Task directions: A line counts if it contains the word "に関心をもつ" at least once. State how many such lines the records contain, giving the number alone.

Items from a data source:

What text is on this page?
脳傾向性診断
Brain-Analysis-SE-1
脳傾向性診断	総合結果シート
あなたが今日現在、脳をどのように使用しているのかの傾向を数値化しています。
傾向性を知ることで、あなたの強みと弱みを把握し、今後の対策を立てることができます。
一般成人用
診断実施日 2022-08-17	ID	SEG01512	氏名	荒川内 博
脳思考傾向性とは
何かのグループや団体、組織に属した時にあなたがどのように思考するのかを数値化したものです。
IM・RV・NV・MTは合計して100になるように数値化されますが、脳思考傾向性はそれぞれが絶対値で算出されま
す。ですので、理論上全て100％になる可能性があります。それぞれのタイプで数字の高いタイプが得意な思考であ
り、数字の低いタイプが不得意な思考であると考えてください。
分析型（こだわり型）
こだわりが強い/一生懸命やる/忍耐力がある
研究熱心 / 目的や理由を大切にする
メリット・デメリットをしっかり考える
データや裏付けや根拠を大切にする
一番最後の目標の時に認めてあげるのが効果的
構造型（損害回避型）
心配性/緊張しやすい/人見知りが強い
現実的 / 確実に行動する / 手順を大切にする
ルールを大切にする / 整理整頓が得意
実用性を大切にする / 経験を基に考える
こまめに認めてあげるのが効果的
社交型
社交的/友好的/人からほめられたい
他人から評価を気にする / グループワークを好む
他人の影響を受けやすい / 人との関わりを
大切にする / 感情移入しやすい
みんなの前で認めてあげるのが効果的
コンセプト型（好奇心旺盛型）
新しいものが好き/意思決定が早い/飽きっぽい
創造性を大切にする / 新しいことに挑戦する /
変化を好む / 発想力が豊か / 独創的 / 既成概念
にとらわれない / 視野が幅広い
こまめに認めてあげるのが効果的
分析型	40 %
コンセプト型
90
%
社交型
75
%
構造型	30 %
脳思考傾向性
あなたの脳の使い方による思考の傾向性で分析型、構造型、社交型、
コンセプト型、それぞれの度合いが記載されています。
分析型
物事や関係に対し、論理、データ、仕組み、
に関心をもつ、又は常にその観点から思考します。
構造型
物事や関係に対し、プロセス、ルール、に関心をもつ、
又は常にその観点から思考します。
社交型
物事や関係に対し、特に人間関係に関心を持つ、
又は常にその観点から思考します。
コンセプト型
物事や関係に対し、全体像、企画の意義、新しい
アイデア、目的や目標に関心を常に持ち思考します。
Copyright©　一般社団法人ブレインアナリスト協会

Result: 2